## [AIM]
Locate each line of the material that contains "Elect", then return it.

START TASK DATA

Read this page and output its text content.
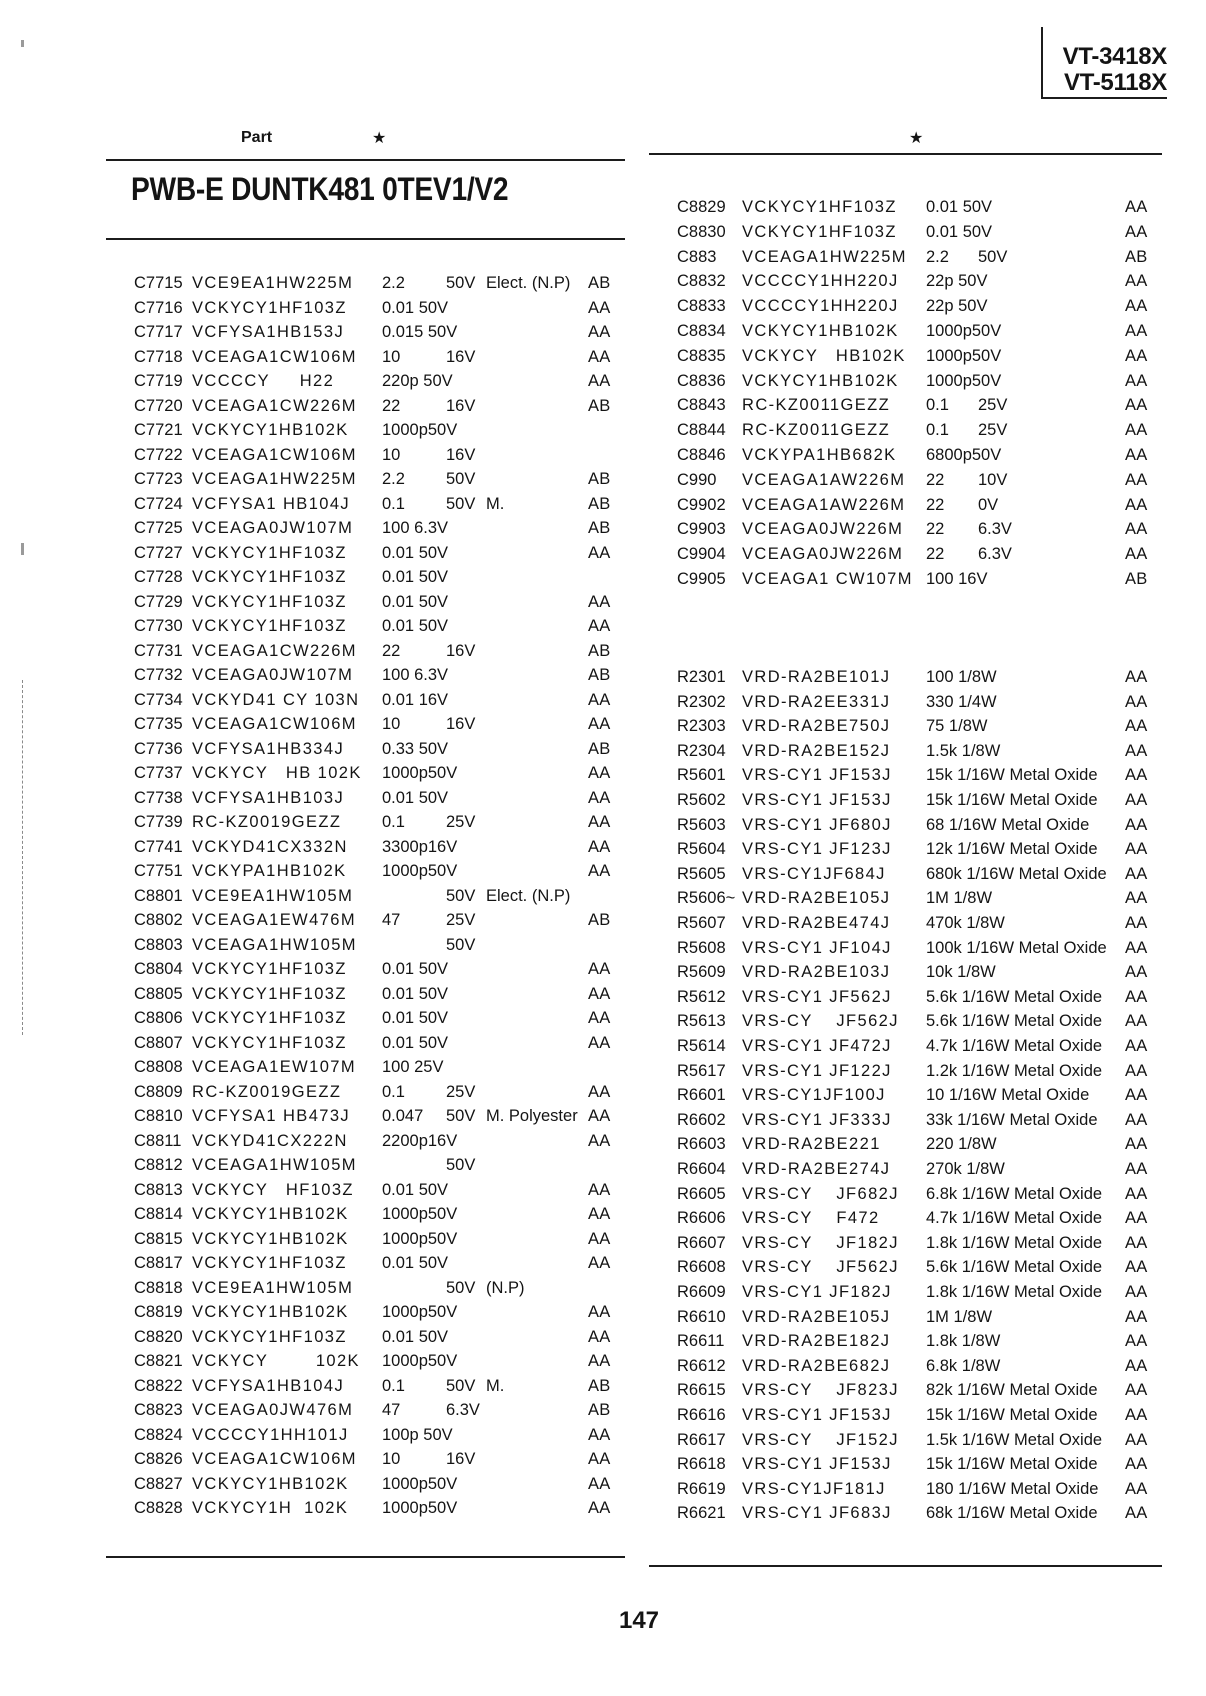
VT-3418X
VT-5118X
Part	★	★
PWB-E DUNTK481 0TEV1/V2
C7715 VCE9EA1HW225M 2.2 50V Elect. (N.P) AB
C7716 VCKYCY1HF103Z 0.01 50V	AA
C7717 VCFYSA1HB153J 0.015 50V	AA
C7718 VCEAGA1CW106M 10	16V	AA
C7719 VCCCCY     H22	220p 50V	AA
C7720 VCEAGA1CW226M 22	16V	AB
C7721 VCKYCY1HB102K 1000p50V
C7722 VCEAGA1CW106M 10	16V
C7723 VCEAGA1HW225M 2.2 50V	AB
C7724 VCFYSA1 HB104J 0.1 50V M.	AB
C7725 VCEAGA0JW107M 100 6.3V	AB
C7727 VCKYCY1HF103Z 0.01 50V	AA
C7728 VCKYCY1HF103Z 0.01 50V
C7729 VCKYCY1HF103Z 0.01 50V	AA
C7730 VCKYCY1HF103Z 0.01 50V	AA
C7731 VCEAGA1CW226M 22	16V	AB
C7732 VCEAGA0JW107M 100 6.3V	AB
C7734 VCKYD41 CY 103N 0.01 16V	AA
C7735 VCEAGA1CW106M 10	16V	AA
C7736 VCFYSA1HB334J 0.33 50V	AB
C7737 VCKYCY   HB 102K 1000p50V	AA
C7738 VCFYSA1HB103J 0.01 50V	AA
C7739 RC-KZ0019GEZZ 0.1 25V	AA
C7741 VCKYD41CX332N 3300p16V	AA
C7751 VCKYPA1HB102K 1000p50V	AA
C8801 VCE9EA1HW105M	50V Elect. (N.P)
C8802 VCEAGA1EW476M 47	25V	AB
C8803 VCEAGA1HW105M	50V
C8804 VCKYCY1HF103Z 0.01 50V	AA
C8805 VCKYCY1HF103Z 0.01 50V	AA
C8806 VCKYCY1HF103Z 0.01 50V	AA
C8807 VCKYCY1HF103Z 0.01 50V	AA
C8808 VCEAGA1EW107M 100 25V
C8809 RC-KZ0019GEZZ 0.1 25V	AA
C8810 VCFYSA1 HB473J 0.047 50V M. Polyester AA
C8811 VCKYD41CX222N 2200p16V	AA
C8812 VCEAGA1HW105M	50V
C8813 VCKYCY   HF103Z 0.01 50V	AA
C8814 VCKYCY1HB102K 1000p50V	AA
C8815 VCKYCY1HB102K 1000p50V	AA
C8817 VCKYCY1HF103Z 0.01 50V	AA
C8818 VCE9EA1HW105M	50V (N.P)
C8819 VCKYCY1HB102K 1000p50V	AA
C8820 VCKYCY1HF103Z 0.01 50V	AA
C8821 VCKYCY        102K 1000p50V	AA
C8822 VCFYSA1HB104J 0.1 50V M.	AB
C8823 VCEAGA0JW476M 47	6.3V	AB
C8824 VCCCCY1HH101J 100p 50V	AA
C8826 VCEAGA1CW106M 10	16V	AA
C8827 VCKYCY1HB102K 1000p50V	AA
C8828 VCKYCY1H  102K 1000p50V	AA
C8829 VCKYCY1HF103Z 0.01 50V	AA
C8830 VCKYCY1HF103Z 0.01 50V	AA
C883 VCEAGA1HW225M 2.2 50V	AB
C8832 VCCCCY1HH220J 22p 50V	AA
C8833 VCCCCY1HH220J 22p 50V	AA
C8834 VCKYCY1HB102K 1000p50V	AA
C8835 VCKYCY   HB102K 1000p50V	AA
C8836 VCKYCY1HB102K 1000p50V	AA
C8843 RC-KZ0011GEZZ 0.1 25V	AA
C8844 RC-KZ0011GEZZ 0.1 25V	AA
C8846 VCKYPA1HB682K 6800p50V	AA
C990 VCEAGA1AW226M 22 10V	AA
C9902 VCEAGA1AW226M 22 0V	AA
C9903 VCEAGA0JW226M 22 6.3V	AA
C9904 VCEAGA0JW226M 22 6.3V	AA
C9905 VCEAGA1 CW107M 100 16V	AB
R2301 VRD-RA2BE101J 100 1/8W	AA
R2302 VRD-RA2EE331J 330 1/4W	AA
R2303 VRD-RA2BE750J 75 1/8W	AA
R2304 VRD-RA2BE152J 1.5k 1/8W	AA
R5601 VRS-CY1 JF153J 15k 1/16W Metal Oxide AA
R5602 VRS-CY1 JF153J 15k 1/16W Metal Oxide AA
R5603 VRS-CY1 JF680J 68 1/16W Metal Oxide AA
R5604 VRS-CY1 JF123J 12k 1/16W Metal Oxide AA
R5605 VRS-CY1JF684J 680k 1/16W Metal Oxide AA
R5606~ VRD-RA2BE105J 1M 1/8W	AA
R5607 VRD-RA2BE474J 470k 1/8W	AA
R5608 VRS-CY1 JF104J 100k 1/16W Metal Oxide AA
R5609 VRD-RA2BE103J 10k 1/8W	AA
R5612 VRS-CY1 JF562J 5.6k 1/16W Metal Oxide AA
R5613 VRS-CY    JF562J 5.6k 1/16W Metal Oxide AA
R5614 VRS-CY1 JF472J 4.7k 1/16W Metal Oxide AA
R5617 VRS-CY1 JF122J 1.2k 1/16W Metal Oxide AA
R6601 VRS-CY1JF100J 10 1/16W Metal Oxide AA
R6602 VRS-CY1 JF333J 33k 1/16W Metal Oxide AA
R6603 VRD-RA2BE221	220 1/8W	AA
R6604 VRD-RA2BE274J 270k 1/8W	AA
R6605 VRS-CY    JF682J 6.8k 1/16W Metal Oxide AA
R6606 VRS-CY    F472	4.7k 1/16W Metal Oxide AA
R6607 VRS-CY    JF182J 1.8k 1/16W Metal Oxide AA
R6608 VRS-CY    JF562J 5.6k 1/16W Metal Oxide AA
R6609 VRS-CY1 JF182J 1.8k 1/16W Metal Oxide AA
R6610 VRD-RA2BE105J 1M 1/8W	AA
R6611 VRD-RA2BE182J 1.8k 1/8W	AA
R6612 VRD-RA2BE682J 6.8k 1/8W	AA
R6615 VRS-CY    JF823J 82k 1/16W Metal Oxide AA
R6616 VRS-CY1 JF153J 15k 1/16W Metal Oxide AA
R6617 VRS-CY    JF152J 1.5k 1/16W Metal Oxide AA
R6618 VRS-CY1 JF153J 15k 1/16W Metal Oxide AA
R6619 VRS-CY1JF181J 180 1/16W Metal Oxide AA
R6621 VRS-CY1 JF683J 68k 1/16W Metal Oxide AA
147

END TASK DATA

## [SOLUTION TO THIS EXERCISE]
C7715 VCE9EA1HW225M 2.2 50V Elect. (N.P) AB
C8801 VCE9EA1HW105M	50V Elect. (N.P)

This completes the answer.